begin DATA RECORDS

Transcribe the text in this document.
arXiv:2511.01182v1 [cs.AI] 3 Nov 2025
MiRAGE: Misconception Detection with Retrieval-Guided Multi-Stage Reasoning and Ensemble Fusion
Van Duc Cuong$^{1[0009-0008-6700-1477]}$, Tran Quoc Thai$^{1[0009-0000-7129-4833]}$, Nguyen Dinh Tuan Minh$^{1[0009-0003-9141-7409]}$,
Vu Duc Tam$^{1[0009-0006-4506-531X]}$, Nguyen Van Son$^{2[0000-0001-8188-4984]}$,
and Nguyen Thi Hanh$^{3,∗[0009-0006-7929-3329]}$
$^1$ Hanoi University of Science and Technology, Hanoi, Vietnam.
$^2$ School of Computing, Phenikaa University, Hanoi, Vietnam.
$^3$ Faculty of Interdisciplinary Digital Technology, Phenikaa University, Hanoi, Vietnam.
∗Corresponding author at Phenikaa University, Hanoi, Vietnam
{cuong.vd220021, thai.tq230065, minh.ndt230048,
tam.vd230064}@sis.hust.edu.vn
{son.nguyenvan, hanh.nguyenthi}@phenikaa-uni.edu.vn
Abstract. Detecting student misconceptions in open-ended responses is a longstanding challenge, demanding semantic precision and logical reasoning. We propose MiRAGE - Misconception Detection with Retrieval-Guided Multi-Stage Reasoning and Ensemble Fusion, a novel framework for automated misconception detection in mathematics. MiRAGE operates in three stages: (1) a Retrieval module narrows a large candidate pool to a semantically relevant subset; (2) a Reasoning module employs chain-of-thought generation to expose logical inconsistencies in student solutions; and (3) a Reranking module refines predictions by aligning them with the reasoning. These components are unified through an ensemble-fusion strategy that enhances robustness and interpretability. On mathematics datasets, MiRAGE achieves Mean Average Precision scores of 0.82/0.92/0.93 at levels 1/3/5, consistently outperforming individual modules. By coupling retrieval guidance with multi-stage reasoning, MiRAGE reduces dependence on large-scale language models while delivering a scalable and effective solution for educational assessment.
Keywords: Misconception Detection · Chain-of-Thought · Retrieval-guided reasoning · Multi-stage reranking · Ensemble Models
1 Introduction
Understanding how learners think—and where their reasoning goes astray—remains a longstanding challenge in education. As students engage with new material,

end DATA RECORDS

BRIEF - Pick out the lines containing the string "Hanoi".

SOLVED PROBLEM -
$^1$ Hanoi University of Science and Technology, Hanoi, Vietnam.
$^2$ School of Computing, Phenikaa University, Hanoi, Vietnam.
$^3$ Faculty of Interdisciplinary Digital Technology, Phenikaa University, Hanoi, Vietnam.
∗Corresponding author at Phenikaa University, Hanoi, Vietnam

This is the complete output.